• _Information shown_:
__________

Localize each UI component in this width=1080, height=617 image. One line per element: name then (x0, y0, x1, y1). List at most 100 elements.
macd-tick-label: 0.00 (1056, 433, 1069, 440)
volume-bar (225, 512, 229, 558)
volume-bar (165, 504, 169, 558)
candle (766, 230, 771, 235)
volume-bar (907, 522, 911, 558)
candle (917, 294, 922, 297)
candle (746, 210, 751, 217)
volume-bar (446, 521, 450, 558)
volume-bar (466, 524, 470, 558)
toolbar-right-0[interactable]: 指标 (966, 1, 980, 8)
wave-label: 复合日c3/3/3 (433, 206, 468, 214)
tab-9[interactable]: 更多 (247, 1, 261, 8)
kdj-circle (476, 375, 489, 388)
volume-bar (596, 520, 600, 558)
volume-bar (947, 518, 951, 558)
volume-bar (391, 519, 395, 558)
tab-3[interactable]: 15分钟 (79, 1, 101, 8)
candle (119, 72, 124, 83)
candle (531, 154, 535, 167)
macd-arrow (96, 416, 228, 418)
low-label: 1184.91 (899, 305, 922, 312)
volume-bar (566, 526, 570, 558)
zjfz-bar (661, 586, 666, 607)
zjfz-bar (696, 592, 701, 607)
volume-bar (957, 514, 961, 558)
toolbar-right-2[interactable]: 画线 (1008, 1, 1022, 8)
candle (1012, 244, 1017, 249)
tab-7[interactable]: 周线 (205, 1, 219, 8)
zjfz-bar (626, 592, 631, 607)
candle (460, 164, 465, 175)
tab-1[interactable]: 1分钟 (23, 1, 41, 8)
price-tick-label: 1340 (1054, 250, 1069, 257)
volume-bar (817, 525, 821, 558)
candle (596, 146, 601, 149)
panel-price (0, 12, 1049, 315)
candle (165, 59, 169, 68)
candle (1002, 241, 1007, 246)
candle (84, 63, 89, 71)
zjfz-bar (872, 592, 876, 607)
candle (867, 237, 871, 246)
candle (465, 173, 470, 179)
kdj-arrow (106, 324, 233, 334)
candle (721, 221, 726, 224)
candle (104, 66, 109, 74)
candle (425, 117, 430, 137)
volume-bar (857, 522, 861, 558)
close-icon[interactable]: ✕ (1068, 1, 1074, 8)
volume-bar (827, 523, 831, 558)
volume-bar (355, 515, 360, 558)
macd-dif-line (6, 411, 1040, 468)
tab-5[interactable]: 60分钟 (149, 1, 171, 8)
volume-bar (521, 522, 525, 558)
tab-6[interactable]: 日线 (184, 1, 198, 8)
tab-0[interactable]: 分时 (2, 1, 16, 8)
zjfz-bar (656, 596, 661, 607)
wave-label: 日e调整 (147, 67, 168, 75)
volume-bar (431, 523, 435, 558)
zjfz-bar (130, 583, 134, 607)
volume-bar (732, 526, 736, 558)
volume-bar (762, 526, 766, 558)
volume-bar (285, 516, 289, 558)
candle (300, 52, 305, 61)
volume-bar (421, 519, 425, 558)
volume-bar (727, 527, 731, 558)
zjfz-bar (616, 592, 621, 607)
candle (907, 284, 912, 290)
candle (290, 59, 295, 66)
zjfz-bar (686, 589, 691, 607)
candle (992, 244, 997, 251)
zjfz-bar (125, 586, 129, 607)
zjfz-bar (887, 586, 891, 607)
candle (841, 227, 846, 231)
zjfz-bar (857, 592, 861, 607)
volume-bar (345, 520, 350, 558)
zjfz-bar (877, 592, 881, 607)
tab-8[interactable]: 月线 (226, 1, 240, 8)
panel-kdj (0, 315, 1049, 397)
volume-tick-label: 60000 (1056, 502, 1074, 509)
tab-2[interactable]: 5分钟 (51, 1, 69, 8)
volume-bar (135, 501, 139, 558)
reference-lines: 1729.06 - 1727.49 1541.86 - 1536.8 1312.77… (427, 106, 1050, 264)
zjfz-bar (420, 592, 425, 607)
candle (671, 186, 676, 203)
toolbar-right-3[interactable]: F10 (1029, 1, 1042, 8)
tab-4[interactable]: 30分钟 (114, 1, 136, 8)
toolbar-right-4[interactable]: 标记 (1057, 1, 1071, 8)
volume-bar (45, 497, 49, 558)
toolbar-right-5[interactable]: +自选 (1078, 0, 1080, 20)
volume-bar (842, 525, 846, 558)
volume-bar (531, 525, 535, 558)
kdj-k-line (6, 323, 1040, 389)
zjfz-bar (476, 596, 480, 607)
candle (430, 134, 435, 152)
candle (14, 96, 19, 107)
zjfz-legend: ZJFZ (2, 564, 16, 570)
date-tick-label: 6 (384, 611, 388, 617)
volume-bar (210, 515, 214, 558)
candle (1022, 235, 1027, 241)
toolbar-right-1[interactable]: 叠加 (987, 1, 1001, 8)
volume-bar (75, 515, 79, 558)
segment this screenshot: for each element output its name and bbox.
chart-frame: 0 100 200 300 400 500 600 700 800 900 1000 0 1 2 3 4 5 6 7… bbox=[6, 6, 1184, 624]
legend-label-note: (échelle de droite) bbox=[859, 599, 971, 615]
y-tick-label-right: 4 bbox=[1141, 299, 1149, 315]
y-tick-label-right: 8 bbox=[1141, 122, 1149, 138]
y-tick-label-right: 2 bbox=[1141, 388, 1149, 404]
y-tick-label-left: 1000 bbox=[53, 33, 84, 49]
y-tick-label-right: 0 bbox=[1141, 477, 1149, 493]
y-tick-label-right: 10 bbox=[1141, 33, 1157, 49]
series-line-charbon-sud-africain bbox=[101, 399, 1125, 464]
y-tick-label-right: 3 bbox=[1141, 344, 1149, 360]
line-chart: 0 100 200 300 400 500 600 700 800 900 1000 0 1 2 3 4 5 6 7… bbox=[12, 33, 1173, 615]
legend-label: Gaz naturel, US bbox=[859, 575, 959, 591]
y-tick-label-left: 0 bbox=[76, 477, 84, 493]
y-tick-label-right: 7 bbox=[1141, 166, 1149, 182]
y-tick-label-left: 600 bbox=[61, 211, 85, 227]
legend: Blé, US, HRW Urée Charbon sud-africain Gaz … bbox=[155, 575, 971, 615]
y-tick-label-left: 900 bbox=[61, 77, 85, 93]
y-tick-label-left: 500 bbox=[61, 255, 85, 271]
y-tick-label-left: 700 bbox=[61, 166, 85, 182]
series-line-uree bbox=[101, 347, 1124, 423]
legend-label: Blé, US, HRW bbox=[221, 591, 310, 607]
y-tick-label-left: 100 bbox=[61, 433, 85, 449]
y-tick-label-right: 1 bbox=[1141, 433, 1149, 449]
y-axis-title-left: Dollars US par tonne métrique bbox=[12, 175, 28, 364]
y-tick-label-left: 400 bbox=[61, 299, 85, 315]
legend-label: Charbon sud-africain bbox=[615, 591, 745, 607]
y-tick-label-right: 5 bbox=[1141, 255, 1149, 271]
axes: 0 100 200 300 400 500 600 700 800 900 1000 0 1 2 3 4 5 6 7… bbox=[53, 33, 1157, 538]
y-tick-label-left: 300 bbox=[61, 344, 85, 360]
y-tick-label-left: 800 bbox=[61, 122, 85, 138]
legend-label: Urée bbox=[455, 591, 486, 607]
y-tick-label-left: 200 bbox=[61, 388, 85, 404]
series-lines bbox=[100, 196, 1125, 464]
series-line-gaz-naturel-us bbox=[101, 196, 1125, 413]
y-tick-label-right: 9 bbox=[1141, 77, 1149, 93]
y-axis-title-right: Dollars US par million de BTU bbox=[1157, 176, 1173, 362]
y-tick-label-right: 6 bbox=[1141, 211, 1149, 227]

__________

• _To be done_: Please update the data above by replacing "volume-bar" with "volume-column" and leaving everything else unchanged.

• _Complete response_:
Localize each UI component in this width=1080, height=617 image. One line per element: name then (x0, y0, x1, y1). List at most 100 elements.
macd-tick-label: 0.00 (1056, 433, 1069, 440)
volume-column (225, 512, 229, 558)
volume-column (165, 504, 169, 558)
candle (766, 230, 771, 235)
volume-column (907, 522, 911, 558)
candle (917, 294, 922, 297)
candle (746, 210, 751, 217)
volume-column (446, 521, 450, 558)
volume-column (466, 524, 470, 558)
toolbar-right-0[interactable]: 指标 (966, 1, 980, 8)
wave-label: 复合日c3/3/3 (433, 206, 468, 214)
tab-9[interactable]: 更多 (247, 1, 261, 8)
kdj-circle (476, 375, 489, 388)
volume-column (596, 520, 600, 558)
volume-column (947, 518, 951, 558)
volume-column (391, 519, 395, 558)
tab-3[interactable]: 15分钟 (79, 1, 101, 8)
candle (119, 72, 124, 83)
candle (531, 154, 535, 167)
macd-arrow (96, 416, 228, 418)
low-label: 1184.91 (899, 305, 922, 312)
volume-column (566, 526, 570, 558)
zjfz-bar (661, 586, 666, 607)
zjfz-bar (696, 592, 701, 607)
volume-column (957, 514, 961, 558)
toolbar-right-2[interactable]: 画线 (1008, 1, 1022, 8)
candle (1012, 244, 1017, 249)
tab-7[interactable]: 周线 (205, 1, 219, 8)
zjfz-bar (626, 592, 631, 607)
candle (460, 164, 465, 175)
tab-1[interactable]: 1分钟 (23, 1, 41, 8)
price-tick-label: 1340 (1054, 250, 1069, 257)
volume-column (817, 525, 821, 558)
candle (596, 146, 601, 149)
panel-price (0, 12, 1049, 315)
candle (165, 59, 169, 68)
candle (1002, 241, 1007, 246)
candle (84, 63, 89, 71)
zjfz-bar (872, 592, 876, 607)
candle (867, 237, 871, 246)
candle (465, 173, 470, 179)
kdj-arrow (106, 324, 233, 334)
candle (721, 221, 726, 224)
candle (104, 66, 109, 74)
candle (425, 117, 430, 137)
volume-column (857, 522, 861, 558)
close-icon[interactable]: ✕ (1068, 1, 1074, 8)
volume-column (827, 523, 831, 558)
volume-column (355, 515, 360, 558)
macd-dif-line (6, 411, 1040, 468)
tab-5[interactable]: 60分钟 (149, 1, 171, 8)
volume-column (521, 522, 525, 558)
tab-6[interactable]: 日线 (184, 1, 198, 8)
tab-0[interactable]: 分时 (2, 1, 16, 8)
zjfz-bar (656, 596, 661, 607)
wave-label: 日e调整 (147, 67, 168, 75)
volume-column (431, 523, 435, 558)
zjfz-bar (130, 583, 134, 607)
volume-column (732, 526, 736, 558)
volume-column (762, 526, 766, 558)
volume-column (285, 516, 289, 558)
candle (300, 52, 305, 61)
volume-column (421, 519, 425, 558)
volume-column (727, 527, 731, 558)
zjfz-bar (616, 592, 621, 607)
candle (907, 284, 912, 290)
candle (290, 59, 295, 66)
zjfz-bar (686, 589, 691, 607)
candle (992, 244, 997, 251)
zjfz-bar (125, 586, 129, 607)
zjfz-bar (887, 586, 891, 607)
candle (841, 227, 846, 231)
zjfz-bar (857, 592, 861, 607)
volume-column (345, 520, 350, 558)
zjfz-bar (877, 592, 881, 607)
tab-8[interactable]: 月线 (226, 1, 240, 8)
panel-kdj (0, 315, 1049, 397)
volume-tick-label: 60000 (1056, 502, 1074, 509)
tab-2[interactable]: 5分钟 (51, 1, 69, 8)
volume-column (135, 501, 139, 558)
reference-lines: 1729.06 - 1727.49 1541.86 - 1536.8 1312.77… (427, 106, 1050, 264)
zjfz-bar (420, 592, 425, 607)
candle (671, 186, 676, 203)
toolbar-right-3[interactable]: F10 (1029, 1, 1042, 8)
tab-4[interactable]: 30分钟 (114, 1, 136, 8)
toolbar-right-4[interactable]: 标记 (1057, 1, 1071, 8)
volume-column (45, 497, 49, 558)
toolbar-right-5[interactable]: +自选 (1078, 0, 1080, 20)
volume-column (842, 525, 846, 558)
volume-column (531, 525, 535, 558)
kdj-k-line (6, 323, 1040, 389)
zjfz-bar (476, 596, 480, 607)
candle (430, 134, 435, 152)
candle (14, 96, 19, 107)
zjfz-legend: ZJFZ (2, 564, 16, 570)
date-tick-label: 6 (384, 611, 388, 617)
volume-column (210, 515, 214, 558)
candle (1022, 235, 1027, 241)
toolbar-right-1[interactable]: 叠加 (987, 1, 1001, 8)
volume-column (75, 515, 79, 558)
segment this screenshot: for each element output its name and bbox.
chart-frame: 0 100 200 300 400 500 600 700 800 900 1000 0 1 2 3 4 5 6 7… bbox=[6, 6, 1184, 624]
legend-label-note: (échelle de droite) bbox=[859, 599, 971, 615]
y-tick-label-right: 4 bbox=[1141, 299, 1149, 315]
y-tick-label-right: 8 bbox=[1141, 122, 1149, 138]
y-tick-label-right: 2 bbox=[1141, 388, 1149, 404]
y-tick-label-left: 1000 bbox=[53, 33, 84, 49]
y-tick-label-right: 0 bbox=[1141, 477, 1149, 493]
y-tick-label-right: 10 bbox=[1141, 33, 1157, 49]
series-line-charbon-sud-africain bbox=[101, 399, 1125, 464]
y-tick-label-right: 3 bbox=[1141, 344, 1149, 360]
line-chart: 0 100 200 300 400 500 600 700 800 900 1000 0 1 2 3 4 5 6 7… bbox=[12, 33, 1173, 615]
legend-label: Gaz naturel, US bbox=[859, 575, 959, 591]
y-tick-label-left: 0 bbox=[76, 477, 84, 493]
y-tick-label-right: 7 bbox=[1141, 166, 1149, 182]
y-tick-label-left: 600 bbox=[61, 211, 85, 227]
legend: Blé, US, HRW Urée Charbon sud-africain Gaz … bbox=[155, 575, 971, 615]
y-tick-label-left: 900 bbox=[61, 77, 85, 93]
y-tick-label-left: 500 bbox=[61, 255, 85, 271]
y-tick-label-left: 700 bbox=[61, 166, 85, 182]
series-line-uree bbox=[101, 347, 1124, 423]
legend-label: Blé, US, HRW bbox=[221, 591, 310, 607]
y-tick-label-left: 100 bbox=[61, 433, 85, 449]
y-tick-label-right: 1 bbox=[1141, 433, 1149, 449]
y-axis-title-left: Dollars US par tonne métrique bbox=[12, 175, 28, 364]
y-tick-label-left: 400 bbox=[61, 299, 85, 315]
legend-label: Charbon sud-africain bbox=[615, 591, 745, 607]
y-tick-label-right: 5 bbox=[1141, 255, 1149, 271]
axes: 0 100 200 300 400 500 600 700 800 900 1000 0 1 2 3 4 5 6 7… bbox=[53, 33, 1157, 538]
y-tick-label-left: 300 bbox=[61, 344, 85, 360]
y-tick-label-left: 800 bbox=[61, 122, 85, 138]
legend-label: Urée bbox=[455, 591, 486, 607]
y-tick-label-left: 200 bbox=[61, 388, 85, 404]
series-lines bbox=[100, 196, 1125, 464]
series-line-gaz-naturel-us bbox=[101, 196, 1125, 413]
y-tick-label-right: 9 bbox=[1141, 77, 1149, 93]
y-axis-title-right: Dollars US par million de BTU bbox=[1157, 176, 1173, 362]
y-tick-label-right: 6 bbox=[1141, 211, 1149, 227]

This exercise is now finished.